Return all of the data exactly, with nothing left out but the pictures.

(Data records)

========================================================================

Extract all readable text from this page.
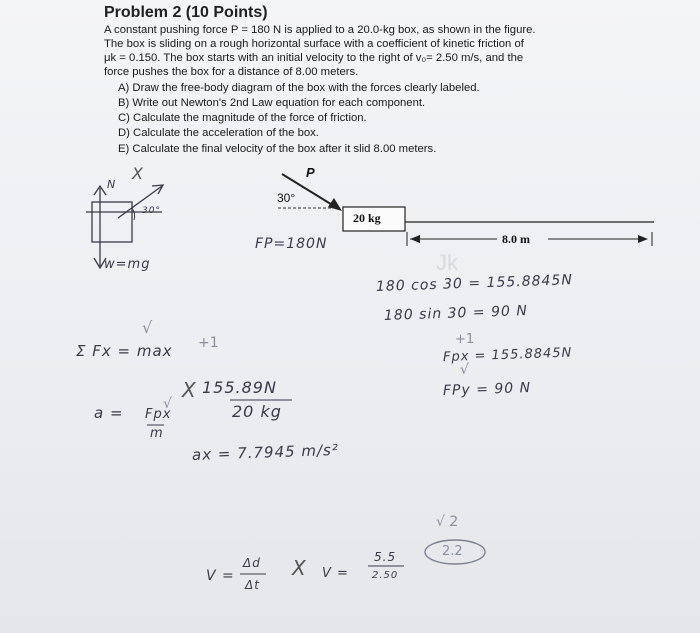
Problem 2 (10 Points)
A constant pushing force P = 180 N is applied to a 20.0-kg box, as shown in the figure.
The box is sliding on a rough horizontal surface with a coefficient of kinetic friction of
μk = 0.150. The box starts with an initial velocity to the right of v₀= 2.50 m/s, and the
force pushes the box for a distance of 8.00 meters.
A) Draw the free-body diagram of the box with the forces clearly labeled.
B) Write out Newton's 2nd Law equation for each component.
C) Calculate the magnitude of the force of friction.
D) Calculate the acceleration of the box.
E) Calculate the final velocity of the box after it slid 8.00 meters.
P
30°
20 kg
8.0 m
Jk
N
X
30°
w=mg
FP=180N
180 cos 30 = 155.8845N
180 sin 30 = 90 N
+1
Fpx = 155.8845N
√
FPy = 90 N
√
Σ Fx = max +1
a = Fpx
√
m
X 155.89N
20 kg
ax = 7.7945 m/s²
V =
Δd
Δt
X V =
5.5
2.50
√ 2
2.2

========================================================================

• Answer to this problem
Extract all readable text from this page.
Problem 2 (10 Points)
A constant pushing force P = 180 N is applied to a 20.0-kg box, as shown in the figure.
The box is sliding on a rough horizontal surface with a coefficient of kinetic friction of
μk = 0.150. The box starts with an initial velocity to the right of v₀= 2.50 m/s, and the
force pushes the box for a distance of 8.00 meters.
A) Draw the free-body diagram of the box with the forces clearly labeled.
B) Write out Newton's 2nd Law equation for each component.
C) Calculate the magnitude of the force of friction.
D) Calculate the acceleration of the box.
E) Calculate the final velocity of the box after it slid 8.00 meters.
P
30°
20 kg
8.0 m
Jk
N
X
30°
w=mg
FP=180N
180 cos 30 = 155.8845N
180 sin 30 = 90 N
+1
Fpx = 155.8845N
√
FPy = 90 N
√
Σ Fx = max +1
a = Fpx
√
m
X 155.89N
20 kg
ax = 7.7945 m/s²
V =
Δd
Δt
X V =
5.5
2.50
√ 2
2.2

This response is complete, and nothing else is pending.